(Saved entries)
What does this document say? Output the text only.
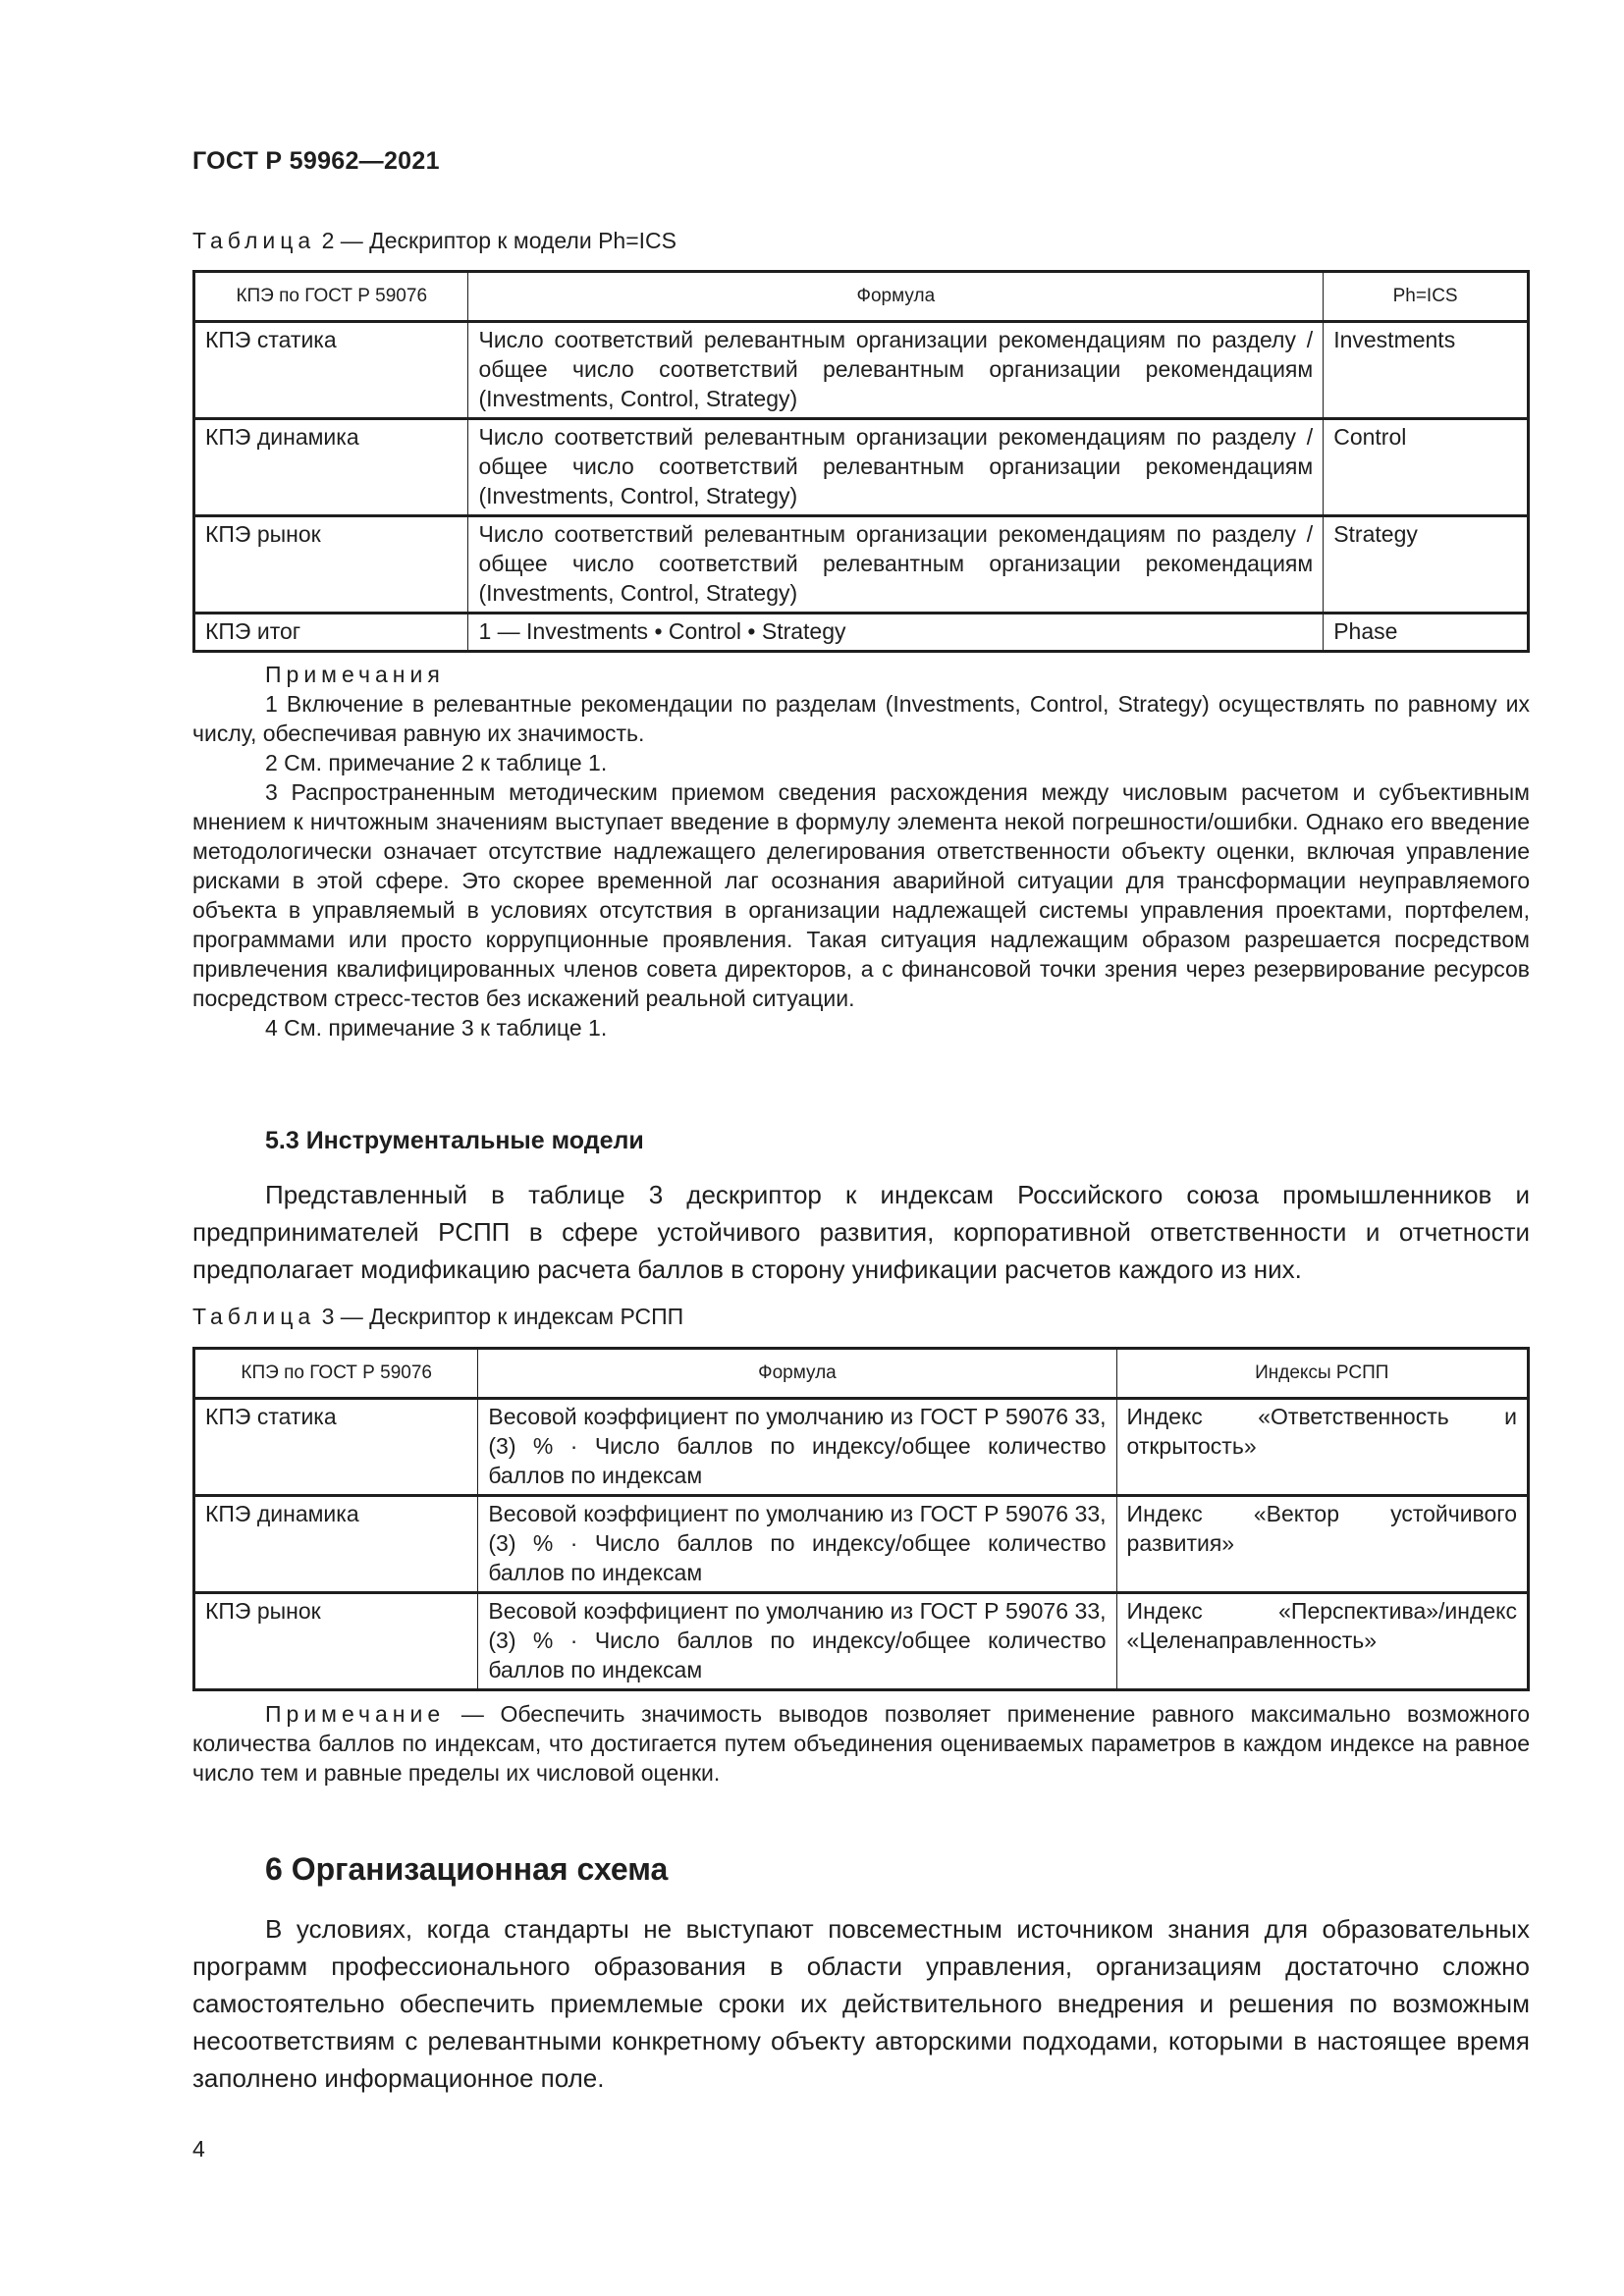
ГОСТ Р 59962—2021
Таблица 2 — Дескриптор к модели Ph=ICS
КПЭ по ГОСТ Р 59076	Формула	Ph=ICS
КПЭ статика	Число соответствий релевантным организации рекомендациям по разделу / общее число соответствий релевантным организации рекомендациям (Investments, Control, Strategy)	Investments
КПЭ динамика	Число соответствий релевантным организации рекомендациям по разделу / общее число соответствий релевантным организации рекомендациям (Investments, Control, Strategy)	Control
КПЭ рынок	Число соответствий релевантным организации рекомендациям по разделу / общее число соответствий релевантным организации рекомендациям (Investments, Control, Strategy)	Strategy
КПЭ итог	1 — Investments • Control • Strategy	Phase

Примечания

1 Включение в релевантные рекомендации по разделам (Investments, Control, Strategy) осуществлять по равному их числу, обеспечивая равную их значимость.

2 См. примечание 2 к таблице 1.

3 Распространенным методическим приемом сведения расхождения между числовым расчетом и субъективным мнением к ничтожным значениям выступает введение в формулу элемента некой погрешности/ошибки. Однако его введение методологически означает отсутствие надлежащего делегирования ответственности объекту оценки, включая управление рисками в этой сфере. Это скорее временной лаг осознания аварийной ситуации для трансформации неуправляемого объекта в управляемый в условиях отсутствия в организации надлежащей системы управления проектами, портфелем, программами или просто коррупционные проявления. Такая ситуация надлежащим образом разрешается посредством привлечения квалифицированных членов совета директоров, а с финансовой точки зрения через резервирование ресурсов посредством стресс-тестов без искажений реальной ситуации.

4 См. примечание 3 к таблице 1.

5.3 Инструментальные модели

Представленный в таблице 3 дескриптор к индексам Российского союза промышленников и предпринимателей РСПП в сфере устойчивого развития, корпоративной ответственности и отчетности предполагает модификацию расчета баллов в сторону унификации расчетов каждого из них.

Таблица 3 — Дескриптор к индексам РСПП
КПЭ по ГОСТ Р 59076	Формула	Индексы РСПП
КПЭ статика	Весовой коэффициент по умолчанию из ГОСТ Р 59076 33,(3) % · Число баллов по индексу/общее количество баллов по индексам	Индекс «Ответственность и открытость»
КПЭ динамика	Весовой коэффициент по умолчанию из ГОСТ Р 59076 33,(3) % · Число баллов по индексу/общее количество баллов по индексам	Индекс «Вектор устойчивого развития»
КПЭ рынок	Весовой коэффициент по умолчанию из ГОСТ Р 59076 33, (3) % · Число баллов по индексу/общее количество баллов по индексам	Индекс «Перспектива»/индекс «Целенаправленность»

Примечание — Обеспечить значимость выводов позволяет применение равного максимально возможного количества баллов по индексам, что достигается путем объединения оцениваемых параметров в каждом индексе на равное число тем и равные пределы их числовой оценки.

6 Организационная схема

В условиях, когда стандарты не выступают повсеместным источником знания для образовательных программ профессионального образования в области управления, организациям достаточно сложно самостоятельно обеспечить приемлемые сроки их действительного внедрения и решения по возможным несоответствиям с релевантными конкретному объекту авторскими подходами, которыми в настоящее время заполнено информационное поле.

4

--

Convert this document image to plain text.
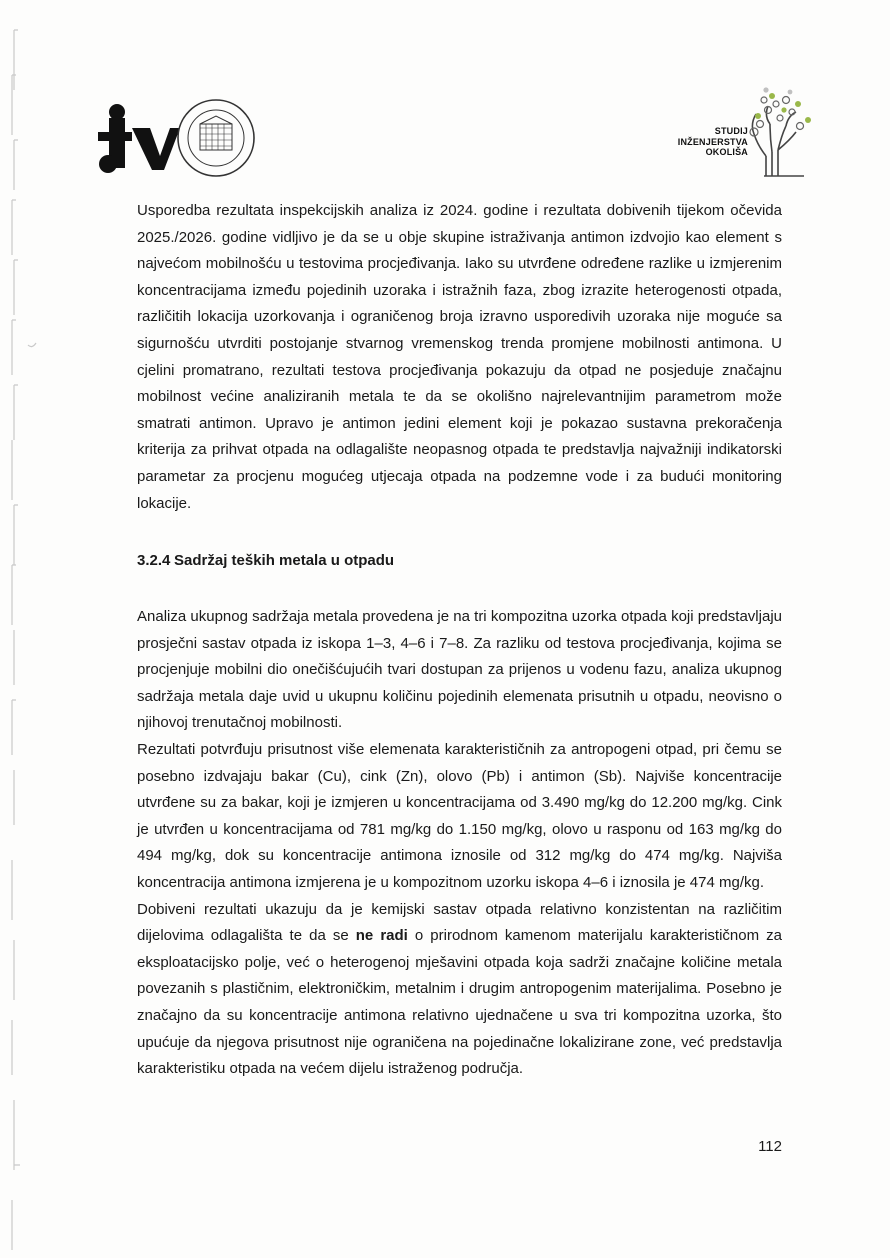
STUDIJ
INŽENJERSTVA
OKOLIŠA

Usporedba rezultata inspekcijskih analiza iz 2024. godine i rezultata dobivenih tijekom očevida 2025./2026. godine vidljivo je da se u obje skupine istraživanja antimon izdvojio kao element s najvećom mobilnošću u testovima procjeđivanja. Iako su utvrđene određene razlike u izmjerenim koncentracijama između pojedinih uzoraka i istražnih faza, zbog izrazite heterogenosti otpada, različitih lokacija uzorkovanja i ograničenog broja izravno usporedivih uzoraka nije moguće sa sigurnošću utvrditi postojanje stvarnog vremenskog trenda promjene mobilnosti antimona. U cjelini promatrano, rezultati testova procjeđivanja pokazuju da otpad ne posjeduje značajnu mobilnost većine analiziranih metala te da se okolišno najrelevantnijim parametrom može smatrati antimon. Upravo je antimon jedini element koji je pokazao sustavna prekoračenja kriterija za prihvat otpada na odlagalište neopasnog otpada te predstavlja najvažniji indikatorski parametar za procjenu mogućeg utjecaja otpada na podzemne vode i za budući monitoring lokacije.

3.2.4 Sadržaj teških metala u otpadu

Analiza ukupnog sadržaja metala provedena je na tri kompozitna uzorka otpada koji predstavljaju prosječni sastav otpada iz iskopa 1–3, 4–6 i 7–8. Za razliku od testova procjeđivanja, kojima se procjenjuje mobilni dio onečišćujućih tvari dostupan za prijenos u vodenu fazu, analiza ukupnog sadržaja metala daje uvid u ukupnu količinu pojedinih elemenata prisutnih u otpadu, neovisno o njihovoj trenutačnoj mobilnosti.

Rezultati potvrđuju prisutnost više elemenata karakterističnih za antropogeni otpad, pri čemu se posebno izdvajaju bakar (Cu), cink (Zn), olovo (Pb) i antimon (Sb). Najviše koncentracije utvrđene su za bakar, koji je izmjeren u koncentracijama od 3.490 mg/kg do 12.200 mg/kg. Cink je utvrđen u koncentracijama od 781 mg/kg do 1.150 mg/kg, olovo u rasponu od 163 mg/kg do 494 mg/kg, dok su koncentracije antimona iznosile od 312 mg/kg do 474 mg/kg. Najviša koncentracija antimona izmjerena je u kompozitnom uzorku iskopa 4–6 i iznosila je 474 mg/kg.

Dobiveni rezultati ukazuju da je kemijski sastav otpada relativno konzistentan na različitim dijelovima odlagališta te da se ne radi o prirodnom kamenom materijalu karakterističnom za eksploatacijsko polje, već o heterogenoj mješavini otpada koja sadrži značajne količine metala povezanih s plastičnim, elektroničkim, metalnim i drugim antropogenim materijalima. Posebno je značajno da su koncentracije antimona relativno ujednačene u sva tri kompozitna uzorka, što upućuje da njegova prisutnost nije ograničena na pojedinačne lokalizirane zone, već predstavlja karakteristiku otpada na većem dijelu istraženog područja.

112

...

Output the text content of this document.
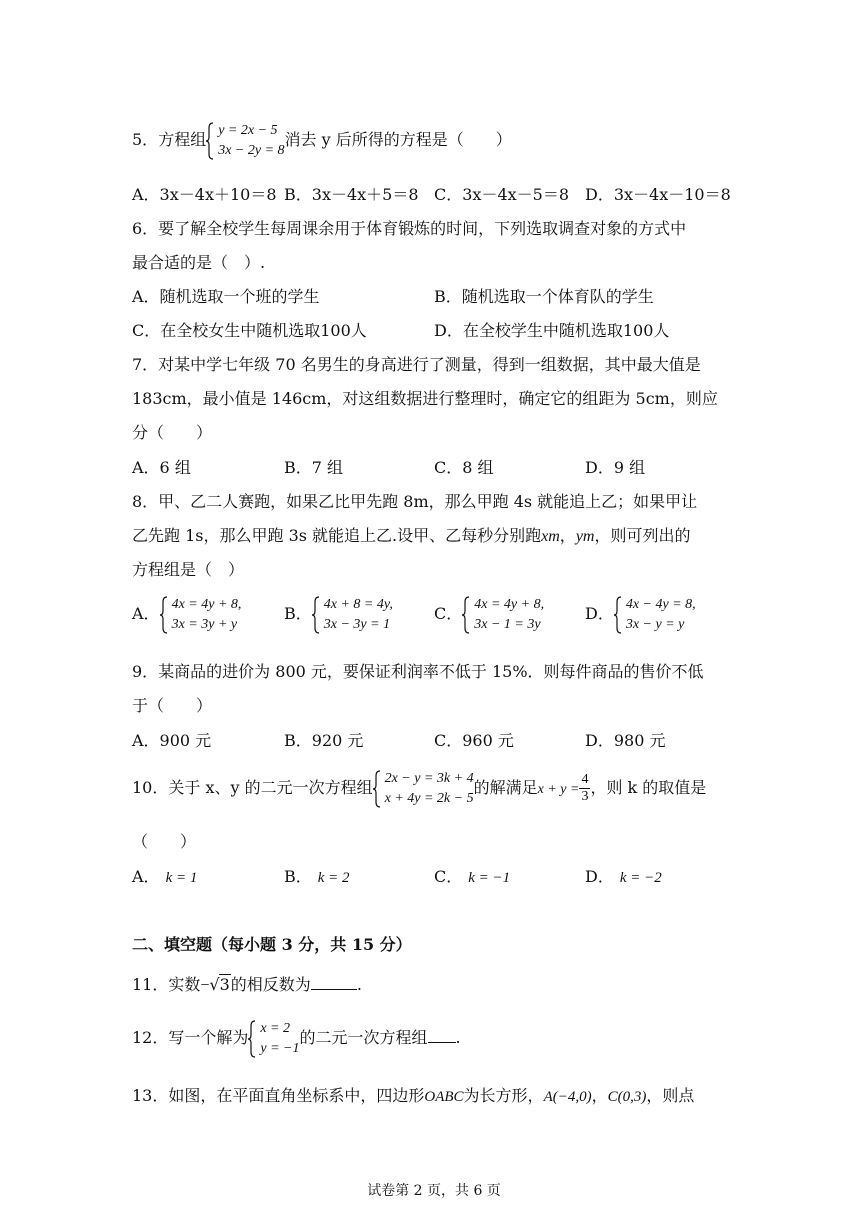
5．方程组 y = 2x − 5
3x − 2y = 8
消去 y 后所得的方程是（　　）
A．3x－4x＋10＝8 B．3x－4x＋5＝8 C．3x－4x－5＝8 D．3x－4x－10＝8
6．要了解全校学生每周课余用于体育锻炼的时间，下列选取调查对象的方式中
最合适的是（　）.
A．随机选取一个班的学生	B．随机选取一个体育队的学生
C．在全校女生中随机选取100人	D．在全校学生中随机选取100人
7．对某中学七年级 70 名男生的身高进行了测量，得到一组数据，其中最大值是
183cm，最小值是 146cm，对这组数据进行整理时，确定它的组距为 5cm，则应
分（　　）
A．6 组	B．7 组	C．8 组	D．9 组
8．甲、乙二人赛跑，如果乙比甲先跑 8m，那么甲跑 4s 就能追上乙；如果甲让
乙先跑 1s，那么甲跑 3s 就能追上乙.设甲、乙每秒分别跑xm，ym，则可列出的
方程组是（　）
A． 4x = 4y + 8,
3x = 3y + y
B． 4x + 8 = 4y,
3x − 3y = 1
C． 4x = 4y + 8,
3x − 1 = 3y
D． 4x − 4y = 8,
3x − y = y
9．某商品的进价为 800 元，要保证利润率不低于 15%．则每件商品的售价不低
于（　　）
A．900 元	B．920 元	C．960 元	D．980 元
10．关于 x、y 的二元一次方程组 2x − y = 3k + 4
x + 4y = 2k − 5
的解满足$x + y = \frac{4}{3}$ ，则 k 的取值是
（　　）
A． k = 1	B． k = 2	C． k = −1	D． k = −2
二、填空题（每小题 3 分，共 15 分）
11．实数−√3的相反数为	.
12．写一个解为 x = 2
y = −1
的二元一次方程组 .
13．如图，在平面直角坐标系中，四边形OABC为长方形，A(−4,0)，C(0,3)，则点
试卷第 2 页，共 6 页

Instruction
Search the listing for the string "статика". Copy each line where it turns up.

Finished exercise
КПЭ статика	Число соответствий релевантным организации рекомендациям по разделу / общее число соответствий релевантным организации рекомендациям (Investments, Control, Strategy)	Investments
КПЭ статика	Весовой коэффициент по умолчанию из ГОСТ Р 59076 33,(3) % · Число баллов по индексу/общее количество баллов по индексам	Индекс «Ответственность и открытость»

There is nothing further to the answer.